Repeat the listing that follows, character for character, minus the pictures.

┌─ LISTING

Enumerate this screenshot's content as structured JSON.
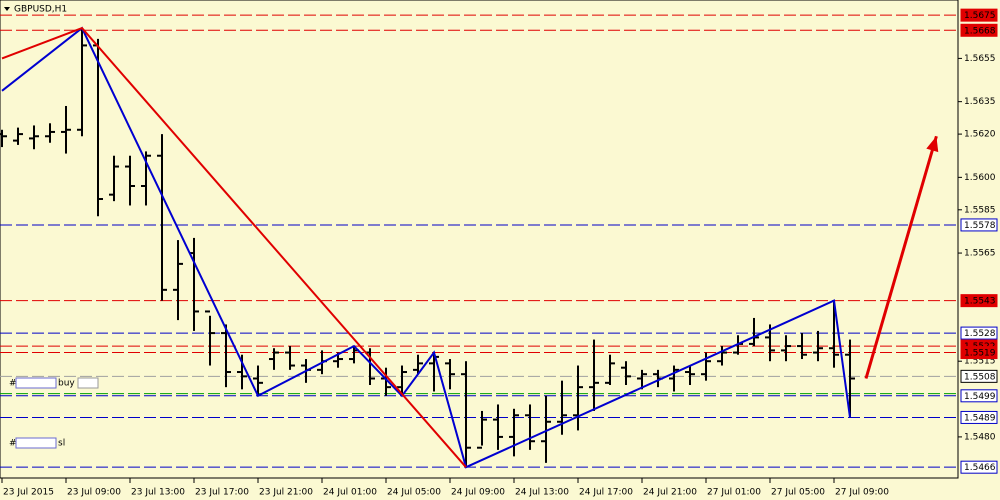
{
  "chart_data": {
    "type": "ohlc",
    "title": "GBPUSD,H1",
    "color": "#000000",
    "x": [
      0,
      1,
      2,
      3,
      4,
      5,
      6,
      7,
      8,
      9,
      10,
      11,
      12,
      13,
      14,
      15,
      16,
      17,
      18,
      19,
      20,
      21,
      22,
      23,
      24,
      25,
      26,
      27,
      28,
      29,
      30,
      31,
      32,
      33,
      34,
      35,
      36,
      37,
      38,
      39,
      40,
      41,
      42,
      43,
      44,
      45,
      46,
      47,
      48,
      49,
      50,
      51,
      52,
      53
    ],
    "open": [
      1.562,
      1.5617,
      1.5618,
      1.5619,
      1.5621,
      1.5622,
      1.5661,
      1.5592,
      1.5605,
      1.5596,
      1.561,
      1.5548,
      1.5565,
      1.5538,
      1.5528,
      1.551,
      1.5507,
      1.5516,
      1.5519,
      1.5513,
      1.5511,
      1.5515,
      1.5516,
      1.5519,
      1.5507,
      1.5503,
      1.5511,
      1.5514,
      1.5514,
      1.5509,
      1.5475,
      1.5488,
      1.548,
      1.549,
      1.5478,
      1.5487,
      1.549,
      1.5503,
      1.5505,
      1.5512,
      1.5507,
      1.5509,
      1.5507,
      1.551,
      1.5509,
      1.5515,
      1.5519,
      1.5523,
      1.5526,
      1.552,
      1.5522,
      1.5519,
      1.5521,
      1.5518
    ],
    "high": [
      1.5622,
      1.5623,
      1.5624,
      1.5625,
      1.5633,
      1.5669,
      1.5664,
      1.561,
      1.561,
      1.5612,
      1.562,
      1.5571,
      1.5572,
      1.5536,
      1.5532,
      1.5518,
      1.5513,
      1.5521,
      1.5522,
      1.5516,
      1.552,
      1.5519,
      1.5522,
      1.5521,
      1.5512,
      1.5513,
      1.5518,
      1.5519,
      1.5516,
      1.5515,
      1.5492,
      1.5495,
      1.5493,
      1.5495,
      1.5499,
      1.5506,
      1.5513,
      1.5525,
      1.5518,
      1.5515,
      1.5511,
      1.5511,
      1.5513,
      1.5513,
      1.5519,
      1.5522,
      1.5527,
      1.5535,
      1.5532,
      1.5527,
      1.5528,
      1.5529,
      1.5543,
      1.5525
    ],
    "low": [
      1.5614,
      1.5615,
      1.5613,
      1.5616,
      1.5611,
      1.5619,
      1.5582,
      1.5589,
      1.5587,
      1.5587,
      1.5543,
      1.5534,
      1.5529,
      1.5513,
      1.5503,
      1.5502,
      1.5499,
      1.5511,
      1.5511,
      1.5505,
      1.5509,
      1.5512,
      1.5514,
      1.5504,
      1.5499,
      1.5499,
      1.5509,
      1.5501,
      1.5502,
      1.5466,
      1.5476,
      1.5474,
      1.5471,
      1.5474,
      1.5468,
      1.5481,
      1.5483,
      1.5492,
      1.5504,
      1.5504,
      1.5502,
      1.5503,
      1.5501,
      1.5504,
      1.5506,
      1.5513,
      1.5518,
      1.5522,
      1.5515,
      1.5515,
      1.5516,
      1.5515,
      1.5512,
      1.5489
    ],
    "close": [
      1.5619,
      1.562,
      1.5619,
      1.5621,
      1.5622,
      1.5661,
      1.559,
      1.5605,
      1.5596,
      1.561,
      1.5548,
      1.556,
      1.5538,
      1.5528,
      1.551,
      1.5508,
      1.5505,
      1.5519,
      1.5513,
      1.5511,
      1.5515,
      1.5516,
      1.552,
      1.5507,
      1.5503,
      1.551,
      1.5514,
      1.5517,
      1.5509,
      1.5475,
      1.5488,
      1.548,
      1.549,
      1.5478,
      1.5487,
      1.549,
      1.5503,
      1.5505,
      1.5514,
      1.5508,
      1.5509,
      1.5507,
      1.5511,
      1.5509,
      1.5515,
      1.5519,
      1.5523,
      1.5526,
      1.552,
      1.5522,
      1.5518,
      1.5521,
      1.5518,
      1.5507
    ],
    "xlim": [
      0,
      60
    ],
    "ylim": [
      1.5461,
      1.5682
    ],
    "xticks": [
      {
        "value": 0,
        "label": "23 Jul 2015"
      },
      {
        "value": 4,
        "label": "23 Jul 09:00"
      },
      {
        "value": 8,
        "label": "23 Jul 13:00"
      },
      {
        "value": 12,
        "label": "23 Jul 17:00"
      },
      {
        "value": 16,
        "label": "23 Jul 21:00"
      },
      {
        "value": 20,
        "label": "24 Jul 01:00"
      },
      {
        "value": 24,
        "label": "24 Jul 05:00"
      },
      {
        "value": 28,
        "label": "24 Jul 09:00"
      },
      {
        "value": 32,
        "label": "24 Jul 13:00"
      },
      {
        "value": 36,
        "label": "24 Jul 17:00"
      },
      {
        "value": 40,
        "label": "24 Jul 21:00"
      },
      {
        "value": 44,
        "label": "27 Jul 01:00"
      },
      {
        "value": 48,
        "label": "27 Jul 05:00"
      },
      {
        "value": 52,
        "label": "27 Jul 09:00"
      }
    ],
    "yticks": [
      {
        "value": 1.5655,
        "label": "1.5655"
      },
      {
        "value": 1.5635,
        "label": "1.5635"
      },
      {
        "value": 1.562,
        "label": "1.5620"
      },
      {
        "value": 1.56,
        "label": "1.5600"
      },
      {
        "value": 1.5585,
        "label": "1.5585"
      },
      {
        "value": 1.5565,
        "label": "1.5565"
      },
      {
        "value": 1.5515,
        "label": "1.5515"
      },
      {
        "value": 1.548,
        "label": "1.5480"
      }
    ],
    "levels": [
      {
        "value": 1.5675,
        "color": "#e00000",
        "boxed": true
      },
      {
        "value": 1.5668,
        "color": "#e00000",
        "boxed": true
      },
      {
        "value": 1.5578,
        "color": "#0000c8",
        "boxed": true
      },
      {
        "value": 1.5543,
        "color": "#e00000",
        "boxed": true
      },
      {
        "value": 1.5528,
        "color": "#0000c8",
        "boxed": true
      },
      {
        "value": 1.5522,
        "color": "#e00000",
        "boxed": true
      },
      {
        "value": 1.5519,
        "color": "#e00000",
        "boxed": true
      },
      {
        "value": 1.5508,
        "color": "#a0a0a0",
        "boxed": true
      },
      {
        "value": 1.55,
        "color": "#00a000",
        "boxed": false
      },
      {
        "value": 1.5499,
        "color": "#0000c8",
        "boxed": true
      },
      {
        "value": 1.5489,
        "color": "#0000c8",
        "boxed": true
      },
      {
        "value": 1.5466,
        "color": "#0000c8",
        "boxed": true
      }
    ],
    "lines": [
      {
        "color": "#0000d0",
        "x": [
          0,
          5,
          16,
          22,
          25,
          27,
          29,
          52,
          53
        ],
        "values": [
          1.564,
          1.5669,
          1.5499,
          1.5522,
          1.5499,
          1.5519,
          1.5466,
          1.5543,
          1.5489
        ],
        "arrow": false
      },
      {
        "color": "#e00000",
        "x": [
          0,
          5,
          29
        ],
        "values": [
          1.5655,
          1.5669,
          1.5466
        ],
        "arrow": false
      },
      {
        "color": "#e00000",
        "x": [
          54,
          58.4
        ],
        "values": [
          1.5507,
          1.5619
        ],
        "arrow": true
      }
    ],
    "order_tags": [
      {
        "prefix": "#",
        "text": "buy"
      },
      {
        "prefix": "#",
        "text": "sl"
      }
    ]
  }
}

└─

• RESULT OF THE TASK:
Enumerate this screenshot's content as structured JSON.
{
  "chart_data": {
    "type": "ohlc",
    "title": "GBPUSD,H1",
    "color": "#000000",
    "x": [
      0,
      1,
      2,
      3,
      4,
      5,
      6,
      7,
      8,
      9,
      10,
      11,
      12,
      13,
      14,
      15,
      16,
      17,
      18,
      19,
      20,
      21,
      22,
      23,
      24,
      25,
      26,
      27,
      28,
      29,
      30,
      31,
      32,
      33,
      34,
      35,
      36,
      37,
      38,
      39,
      40,
      41,
      42,
      43,
      44,
      45,
      46,
      47,
      48,
      49,
      50,
      51,
      52,
      53
    ],
    "open": [
      1.562,
      1.5617,
      1.5618,
      1.5619,
      1.5621,
      1.5622,
      1.5661,
      1.5592,
      1.5605,
      1.5596,
      1.561,
      1.5548,
      1.5565,
      1.5538,
      1.5528,
      1.551,
      1.5507,
      1.5516,
      1.5519,
      1.5513,
      1.5511,
      1.5515,
      1.5516,
      1.5519,
      1.5507,
      1.5503,
      1.5511,
      1.5514,
      1.5514,
      1.5509,
      1.5475,
      1.5488,
      1.548,
      1.549,
      1.5478,
      1.5487,
      1.549,
      1.5503,
      1.5505,
      1.5512,
      1.5507,
      1.5509,
      1.5507,
      1.551,
      1.5509,
      1.5515,
      1.5519,
      1.5523,
      1.5526,
      1.552,
      1.5522,
      1.5519,
      1.5521,
      1.5518
    ],
    "high": [
      1.5622,
      1.5623,
      1.5624,
      1.5625,
      1.5633,
      1.5669,
      1.5664,
      1.561,
      1.561,
      1.5612,
      1.562,
      1.5571,
      1.5572,
      1.5536,
      1.5532,
      1.5518,
      1.5513,
      1.5521,
      1.5522,
      1.5516,
      1.552,
      1.5519,
      1.5522,
      1.5521,
      1.5512,
      1.5513,
      1.5518,
      1.5519,
      1.5516,
      1.5515,
      1.5492,
      1.5495,
      1.5493,
      1.5495,
      1.5499,
      1.5506,
      1.5513,
      1.5525,
      1.5518,
      1.5515,
      1.5511,
      1.5511,
      1.5513,
      1.5513,
      1.5519,
      1.5522,
      1.5527,
      1.5535,
      1.5532,
      1.5527,
      1.5528,
      1.5529,
      1.5543,
      1.5525
    ],
    "low": [
      1.5614,
      1.5615,
      1.5613,
      1.5616,
      1.5611,
      1.5619,
      1.5582,
      1.5589,
      1.5587,
      1.5587,
      1.5543,
      1.5534,
      1.5529,
      1.5513,
      1.5503,
      1.5502,
      1.5499,
      1.5511,
      1.5511,
      1.5505,
      1.5509,
      1.5512,
      1.5514,
      1.5504,
      1.5499,
      1.5499,
      1.5509,
      1.5501,
      1.5502,
      1.5466,
      1.5476,
      1.5474,
      1.5471,
      1.5474,
      1.5468,
      1.5481,
      1.5483,
      1.5492,
      1.5504,
      1.5504,
      1.5502,
      1.5503,
      1.5501,
      1.5504,
      1.5506,
      1.5513,
      1.5518,
      1.5522,
      1.5515,
      1.5515,
      1.5516,
      1.5515,
      1.5512,
      1.5489
    ],
    "close": [
      1.5619,
      1.562,
      1.5619,
      1.5621,
      1.5622,
      1.5661,
      1.559,
      1.5605,
      1.5596,
      1.561,
      1.5548,
      1.556,
      1.5538,
      1.5528,
      1.551,
      1.5508,
      1.5505,
      1.5519,
      1.5513,
      1.5511,
      1.5515,
      1.5516,
      1.552,
      1.5507,
      1.5503,
      1.551,
      1.5514,
      1.5517,
      1.5509,
      1.5475,
      1.5488,
      1.548,
      1.549,
      1.5478,
      1.5487,
      1.549,
      1.5503,
      1.5505,
      1.5514,
      1.5508,
      1.5509,
      1.5507,
      1.5511,
      1.5509,
      1.5515,
      1.5519,
      1.5523,
      1.5526,
      1.552,
      1.5522,
      1.5518,
      1.5521,
      1.5518,
      1.5507
    ],
    "xlim": [
      0,
      60
    ],
    "ylim": [
      1.5461,
      1.5682
    ],
    "xticks": [
      {
        "value": 0,
        "label": "23 Jul 2015"
      },
      {
        "value": 4,
        "label": "23 Jul 09:00"
      },
      {
        "value": 8,
        "label": "23 Jul 13:00"
      },
      {
        "value": 12,
        "label": "23 Jul 17:00"
      },
      {
        "value": 16,
        "label": "23 Jul 21:00"
      },
      {
        "value": 20,
        "label": "24 Jul 01:00"
      },
      {
        "value": 24,
        "label": "24 Jul 05:00"
      },
      {
        "value": 28,
        "label": "24 Jul 09:00"
      },
      {
        "value": 32,
        "label": "24 Jul 13:00"
      },
      {
        "value": 36,
        "label": "24 Jul 17:00"
      },
      {
        "value": 40,
        "label": "24 Jul 21:00"
      },
      {
        "value": 44,
        "label": "27 Jul 01:00"
      },
      {
        "value": 48,
        "label": "27 Jul 05:00"
      },
      {
        "value": 52,
        "label": "27 Jul 09:00"
      }
    ],
    "yticks": [
      {
        "value": 1.5655,
        "label": "1.5655"
      },
      {
        "value": 1.5635,
        "label": "1.5635"
      },
      {
        "value": 1.562,
        "label": "1.5620"
      },
      {
        "value": 1.56,
        "label": "1.5600"
      },
      {
        "value": 1.5585,
        "label": "1.5585"
      },
      {
        "value": 1.5565,
        "label": "1.5565"
      },
      {
        "value": 1.5515,
        "label": "1.5515"
      },
      {
        "value": 1.548,
        "label": "1.5480"
      }
    ],
    "levels": [
      {
        "value": 1.5675,
        "color": "#e00000",
        "boxed": true
      },
      {
        "value": 1.5668,
        "color": "#e00000",
        "boxed": true
      },
      {
        "value": 1.5578,
        "color": "#0000c8",
        "boxed": true
      },
      {
        "value": 1.5543,
        "color": "#e00000",
        "boxed": true
      },
      {
        "value": 1.5528,
        "color": "#0000c8",
        "boxed": true
      },
      {
        "value": 1.5522,
        "color": "#e00000",
        "boxed": true
      },
      {
        "value": 1.5519,
        "color": "#e00000",
        "boxed": true
      },
      {
        "value": 1.5508,
        "color": "#a0a0a0",
        "boxed": true
      },
      {
        "value": 1.55,
        "color": "#00a000",
        "boxed": false
      },
      {
        "value": 1.5499,
        "color": "#0000c8",
        "boxed": true
      },
      {
        "value": 1.5489,
        "color": "#0000c8",
        "boxed": true
      },
      {
        "value": 1.5466,
        "color": "#0000c8",
        "boxed": true
      }
    ],
    "lines": [
      {
        "color": "#0000d0",
        "x": [
          0,
          5,
          16,
          22,
          25,
          27,
          29,
          52,
          53
        ],
        "values": [
          1.564,
          1.5669,
          1.5499,
          1.5522,
          1.5499,
          1.5519,
          1.5466,
          1.5543,
          1.5489
        ],
        "arrow": false
      },
      {
        "color": "#e00000",
        "x": [
          0,
          5,
          29
        ],
        "values": [
          1.5655,
          1.5669,
          1.5466
        ],
        "arrow": false
      },
      {
        "color": "#e00000",
        "x": [
          54,
          58.4
        ],
        "values": [
          1.5507,
          1.5619
        ],
        "arrow": true
      }
    ],
    "order_tags": [
      {
        "prefix": "#",
        "text": "buy"
      },
      {
        "prefix": "#",
        "text": "sl"
      }
    ]
  }
}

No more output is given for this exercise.